*ИСХОДНЫЙ ТЕКСТ*

Потом жара упала... Пошёл дождь, настал август...»

В августе пьеса «Белая гвардия» была написана.

Вспомним её содержание!

Время действия — конец 1918-го и начало 1919 годов. Место действия — Киев. Украиной правит гетман, который опирается на штыки оккупировавших страну германских солдат.

В одном из городских кварталов в тихой и уютной квартире обитает семья Турбиных: два брата, военврач Алексей и гимназист Николай, а также их сестра Елена с мужем, полковником генерального штаба Тальбергом. В том же доме проживают председатель домового комитета Василий Лисович по прозвищу Василиса и его жена Ванда.

Полки украинских националистов во главе с Петлюрой готовятся к штурму Киева. Им противостоят вооружённые силы гетмана, в них входит и белогвардейская воинская часть, в которую собираются вступить братья Турбины и их друзья-офицеры.

Город замер в тревожном ожидании.

А в квартире Турбиных, отгородившейся от ужасов Гражданской войны кремовыми шторами, по-прежнему уютно и тихо, а временами — оживлённо и весело. Белые офицеры пьют, едят, поют, галантно ухаживают за красивой женщиной Еленой и разглагольствуют о высоких материях. При этом без устали ругают всех и вся: гетмана, немцев, Петлюру, Антанту, большевиков и евреев.

Тем временем германские войска внезапно оставляют свои позиции и в массовом порядке отбывают на родину. Вместе с собой они прихватывают и гетмана — под видом раненного в голову немецкого офицера. Город, оказавшийся без защиты, занимает воинство Петлюры.

Бандиты-петлюровцы грабят Василису.

А у Турбиных за кремовыми шторами — всё те же уют и оживлённое веселье. К ним из Житомира приезжает в гости дальний родственник — кузен Ларион Суржанский, поэт-неудачник романтического склада, и присоединяется к веселящейся компании.

А к Киеву стремительно приближаются части Красной армии во главе с самим Троцким. Изгнание петлюровцев и большевизация Украины неминуемы. Шумное общество в квартире Турбиных, продолжающее есть, пить, петь, ухаживать и ругать всех и вся, оказывается на распутье. Таково содержание пьесы.

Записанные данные
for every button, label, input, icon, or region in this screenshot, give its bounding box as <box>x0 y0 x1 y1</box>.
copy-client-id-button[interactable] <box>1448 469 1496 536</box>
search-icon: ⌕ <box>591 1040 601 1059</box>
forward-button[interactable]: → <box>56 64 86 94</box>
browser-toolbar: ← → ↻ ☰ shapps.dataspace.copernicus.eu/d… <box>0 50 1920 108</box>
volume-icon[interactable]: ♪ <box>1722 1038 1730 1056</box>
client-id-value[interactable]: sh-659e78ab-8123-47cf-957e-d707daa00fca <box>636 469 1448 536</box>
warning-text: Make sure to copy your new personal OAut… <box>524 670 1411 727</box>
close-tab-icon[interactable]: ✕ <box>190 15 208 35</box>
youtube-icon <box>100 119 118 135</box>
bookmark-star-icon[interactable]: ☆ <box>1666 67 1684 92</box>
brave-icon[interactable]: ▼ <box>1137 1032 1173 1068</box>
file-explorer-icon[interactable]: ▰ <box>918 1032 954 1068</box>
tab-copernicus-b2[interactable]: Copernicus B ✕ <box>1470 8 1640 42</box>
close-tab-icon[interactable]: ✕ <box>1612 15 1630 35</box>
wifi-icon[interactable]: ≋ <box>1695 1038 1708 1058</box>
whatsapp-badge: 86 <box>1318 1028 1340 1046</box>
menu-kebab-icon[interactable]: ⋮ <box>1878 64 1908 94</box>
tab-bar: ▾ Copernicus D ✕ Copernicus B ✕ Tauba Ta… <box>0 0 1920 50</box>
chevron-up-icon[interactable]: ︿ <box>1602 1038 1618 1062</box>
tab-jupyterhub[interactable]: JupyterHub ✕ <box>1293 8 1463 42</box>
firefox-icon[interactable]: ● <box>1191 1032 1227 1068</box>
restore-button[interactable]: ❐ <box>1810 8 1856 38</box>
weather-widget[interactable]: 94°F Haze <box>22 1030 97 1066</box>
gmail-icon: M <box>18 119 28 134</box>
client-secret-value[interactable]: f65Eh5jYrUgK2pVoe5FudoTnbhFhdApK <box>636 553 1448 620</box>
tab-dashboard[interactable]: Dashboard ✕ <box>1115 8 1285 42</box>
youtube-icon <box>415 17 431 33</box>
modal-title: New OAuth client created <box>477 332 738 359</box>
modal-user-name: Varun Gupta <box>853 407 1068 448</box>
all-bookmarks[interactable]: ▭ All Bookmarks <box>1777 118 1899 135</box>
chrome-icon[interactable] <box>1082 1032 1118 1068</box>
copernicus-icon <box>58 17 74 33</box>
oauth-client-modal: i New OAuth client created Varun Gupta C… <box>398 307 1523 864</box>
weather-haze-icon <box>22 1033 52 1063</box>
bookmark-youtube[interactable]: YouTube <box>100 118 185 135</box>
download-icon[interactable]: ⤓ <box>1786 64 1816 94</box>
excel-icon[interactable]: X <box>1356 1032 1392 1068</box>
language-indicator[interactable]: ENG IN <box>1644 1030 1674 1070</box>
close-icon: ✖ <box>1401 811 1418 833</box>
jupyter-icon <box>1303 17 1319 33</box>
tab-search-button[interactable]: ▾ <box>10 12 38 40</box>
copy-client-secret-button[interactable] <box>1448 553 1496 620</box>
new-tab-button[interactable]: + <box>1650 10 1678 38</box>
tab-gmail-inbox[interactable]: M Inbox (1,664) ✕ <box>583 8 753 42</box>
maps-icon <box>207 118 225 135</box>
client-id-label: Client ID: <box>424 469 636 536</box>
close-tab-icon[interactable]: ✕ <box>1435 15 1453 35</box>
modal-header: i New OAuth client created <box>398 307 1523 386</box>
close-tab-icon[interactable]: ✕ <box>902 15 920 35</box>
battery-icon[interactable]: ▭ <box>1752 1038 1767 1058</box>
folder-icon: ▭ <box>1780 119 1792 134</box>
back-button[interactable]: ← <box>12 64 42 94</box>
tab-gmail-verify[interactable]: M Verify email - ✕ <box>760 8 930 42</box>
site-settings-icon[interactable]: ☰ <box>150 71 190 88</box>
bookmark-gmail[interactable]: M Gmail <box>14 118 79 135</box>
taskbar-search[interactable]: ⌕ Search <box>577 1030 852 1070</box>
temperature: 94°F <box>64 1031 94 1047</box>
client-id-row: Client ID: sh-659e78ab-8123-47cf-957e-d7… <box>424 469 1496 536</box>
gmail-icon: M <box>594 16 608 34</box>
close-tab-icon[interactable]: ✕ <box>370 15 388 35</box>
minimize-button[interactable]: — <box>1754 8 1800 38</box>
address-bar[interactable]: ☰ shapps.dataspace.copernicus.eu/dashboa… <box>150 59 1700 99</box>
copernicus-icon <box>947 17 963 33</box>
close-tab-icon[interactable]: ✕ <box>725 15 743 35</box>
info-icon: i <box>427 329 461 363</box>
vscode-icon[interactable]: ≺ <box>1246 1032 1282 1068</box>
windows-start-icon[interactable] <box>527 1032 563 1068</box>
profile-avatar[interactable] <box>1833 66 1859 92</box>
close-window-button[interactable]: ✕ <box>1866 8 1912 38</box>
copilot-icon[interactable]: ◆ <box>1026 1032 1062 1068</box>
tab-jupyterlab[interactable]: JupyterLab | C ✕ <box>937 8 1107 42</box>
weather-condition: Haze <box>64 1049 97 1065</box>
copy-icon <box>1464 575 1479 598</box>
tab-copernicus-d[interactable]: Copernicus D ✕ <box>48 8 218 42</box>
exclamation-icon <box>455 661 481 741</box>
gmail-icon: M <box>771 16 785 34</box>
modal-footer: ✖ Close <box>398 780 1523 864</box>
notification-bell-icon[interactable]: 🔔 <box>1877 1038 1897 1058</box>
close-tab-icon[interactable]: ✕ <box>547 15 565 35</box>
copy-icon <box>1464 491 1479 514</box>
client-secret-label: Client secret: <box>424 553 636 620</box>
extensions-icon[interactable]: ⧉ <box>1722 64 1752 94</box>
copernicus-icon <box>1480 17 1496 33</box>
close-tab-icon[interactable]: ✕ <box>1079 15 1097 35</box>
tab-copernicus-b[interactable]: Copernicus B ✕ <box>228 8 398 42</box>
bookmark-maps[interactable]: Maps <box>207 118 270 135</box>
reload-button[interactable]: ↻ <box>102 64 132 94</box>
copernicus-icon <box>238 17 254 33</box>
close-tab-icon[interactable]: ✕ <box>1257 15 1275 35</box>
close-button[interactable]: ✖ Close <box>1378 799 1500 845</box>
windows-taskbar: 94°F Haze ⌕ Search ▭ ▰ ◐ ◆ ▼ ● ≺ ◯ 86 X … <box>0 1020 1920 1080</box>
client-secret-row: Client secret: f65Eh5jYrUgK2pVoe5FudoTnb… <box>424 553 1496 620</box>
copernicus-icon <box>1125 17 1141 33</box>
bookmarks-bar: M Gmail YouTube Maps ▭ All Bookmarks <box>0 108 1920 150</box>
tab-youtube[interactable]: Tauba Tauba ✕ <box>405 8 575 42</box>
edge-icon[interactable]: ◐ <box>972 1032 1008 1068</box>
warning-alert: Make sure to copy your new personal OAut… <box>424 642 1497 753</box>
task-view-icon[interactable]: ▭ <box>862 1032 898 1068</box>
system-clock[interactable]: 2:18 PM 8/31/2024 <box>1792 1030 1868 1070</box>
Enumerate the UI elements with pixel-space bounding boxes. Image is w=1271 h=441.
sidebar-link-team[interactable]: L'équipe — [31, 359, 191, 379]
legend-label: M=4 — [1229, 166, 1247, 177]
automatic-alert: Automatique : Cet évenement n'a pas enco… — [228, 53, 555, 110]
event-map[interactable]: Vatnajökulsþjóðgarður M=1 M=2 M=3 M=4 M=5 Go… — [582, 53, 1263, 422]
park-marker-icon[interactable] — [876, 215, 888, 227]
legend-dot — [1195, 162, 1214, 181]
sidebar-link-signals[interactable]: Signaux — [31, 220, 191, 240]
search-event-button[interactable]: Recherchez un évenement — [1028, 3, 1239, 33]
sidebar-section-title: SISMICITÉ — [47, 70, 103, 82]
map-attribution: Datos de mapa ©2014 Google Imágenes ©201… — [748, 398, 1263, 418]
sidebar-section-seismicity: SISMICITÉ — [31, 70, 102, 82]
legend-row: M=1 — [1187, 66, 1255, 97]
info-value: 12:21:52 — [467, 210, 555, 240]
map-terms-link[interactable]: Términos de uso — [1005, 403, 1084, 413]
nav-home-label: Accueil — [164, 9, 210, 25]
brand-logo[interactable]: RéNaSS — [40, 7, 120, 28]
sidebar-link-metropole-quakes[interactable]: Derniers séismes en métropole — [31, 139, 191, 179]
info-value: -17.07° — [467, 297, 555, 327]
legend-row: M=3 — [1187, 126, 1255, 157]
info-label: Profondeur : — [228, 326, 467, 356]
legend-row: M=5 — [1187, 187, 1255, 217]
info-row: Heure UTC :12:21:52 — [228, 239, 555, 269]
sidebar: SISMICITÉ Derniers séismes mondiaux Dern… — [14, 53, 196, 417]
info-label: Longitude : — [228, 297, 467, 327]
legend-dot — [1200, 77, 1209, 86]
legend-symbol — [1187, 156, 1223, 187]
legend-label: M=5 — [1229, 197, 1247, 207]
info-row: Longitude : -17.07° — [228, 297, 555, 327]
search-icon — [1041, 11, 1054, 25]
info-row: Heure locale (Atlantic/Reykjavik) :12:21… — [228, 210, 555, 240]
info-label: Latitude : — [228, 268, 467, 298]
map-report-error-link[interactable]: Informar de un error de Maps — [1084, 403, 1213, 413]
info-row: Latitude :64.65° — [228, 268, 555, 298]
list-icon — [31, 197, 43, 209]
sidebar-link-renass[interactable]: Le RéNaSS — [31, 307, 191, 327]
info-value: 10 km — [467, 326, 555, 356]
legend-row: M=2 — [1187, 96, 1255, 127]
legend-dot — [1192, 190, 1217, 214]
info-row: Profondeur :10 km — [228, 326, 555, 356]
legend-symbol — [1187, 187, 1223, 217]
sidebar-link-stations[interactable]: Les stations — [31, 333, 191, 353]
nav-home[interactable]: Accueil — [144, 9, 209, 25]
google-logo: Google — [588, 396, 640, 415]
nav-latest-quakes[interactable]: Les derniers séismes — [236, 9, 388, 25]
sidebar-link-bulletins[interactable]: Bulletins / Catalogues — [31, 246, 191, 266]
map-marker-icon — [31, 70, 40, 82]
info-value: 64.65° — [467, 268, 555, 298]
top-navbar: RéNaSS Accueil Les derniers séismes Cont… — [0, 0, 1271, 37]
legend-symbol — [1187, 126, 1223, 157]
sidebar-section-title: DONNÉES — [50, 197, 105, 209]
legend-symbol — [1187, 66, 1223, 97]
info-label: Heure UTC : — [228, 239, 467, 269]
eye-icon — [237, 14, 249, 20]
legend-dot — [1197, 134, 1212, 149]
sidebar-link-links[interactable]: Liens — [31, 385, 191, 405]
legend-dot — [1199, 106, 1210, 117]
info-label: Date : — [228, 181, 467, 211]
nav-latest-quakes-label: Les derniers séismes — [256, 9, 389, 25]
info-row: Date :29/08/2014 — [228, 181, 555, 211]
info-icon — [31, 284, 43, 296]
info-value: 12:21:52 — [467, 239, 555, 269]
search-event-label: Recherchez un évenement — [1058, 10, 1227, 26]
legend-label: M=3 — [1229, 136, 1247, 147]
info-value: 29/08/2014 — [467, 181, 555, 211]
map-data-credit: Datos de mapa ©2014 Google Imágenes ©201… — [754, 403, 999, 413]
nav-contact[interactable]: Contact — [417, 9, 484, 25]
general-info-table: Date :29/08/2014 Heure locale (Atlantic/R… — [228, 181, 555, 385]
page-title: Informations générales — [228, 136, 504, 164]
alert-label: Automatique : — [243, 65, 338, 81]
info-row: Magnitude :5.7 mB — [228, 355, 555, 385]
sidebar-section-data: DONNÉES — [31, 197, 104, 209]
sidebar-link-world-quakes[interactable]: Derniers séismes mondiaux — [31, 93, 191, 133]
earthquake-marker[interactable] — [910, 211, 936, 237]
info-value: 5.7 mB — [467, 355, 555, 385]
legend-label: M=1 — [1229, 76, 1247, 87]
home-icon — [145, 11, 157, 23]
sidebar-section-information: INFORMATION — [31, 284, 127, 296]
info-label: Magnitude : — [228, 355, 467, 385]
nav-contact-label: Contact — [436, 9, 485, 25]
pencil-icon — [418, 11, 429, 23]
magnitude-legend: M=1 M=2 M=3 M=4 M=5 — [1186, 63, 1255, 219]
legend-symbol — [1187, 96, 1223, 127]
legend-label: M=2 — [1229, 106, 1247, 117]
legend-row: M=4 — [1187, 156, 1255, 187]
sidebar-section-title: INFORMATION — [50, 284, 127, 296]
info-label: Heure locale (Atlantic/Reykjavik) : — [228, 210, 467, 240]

*ВАШЕ ЗАДАНИЕ*
Верните дословно часть текста о пьесе «Белая гвардия», которая начинается со слов, содержащих «А в квартире», и заканчивается словами «большевиков и евреев.».

*РЕЗУЛЬТАТ*
А в квартире Турбиных, отгородившейся от ужасов Гражданской войны кремовыми шторами, по-прежнему уютно и тихо, а временами — оживлённо и весело. Белые офицеры пьют, едят, поют, галантно ухаживают за красивой женщиной Еленой и разглагольствуют о высоких материях. При этом без устали ругают всех и вся: гетмана, немцев, Петлюру, Антанту, большевиков и евреев.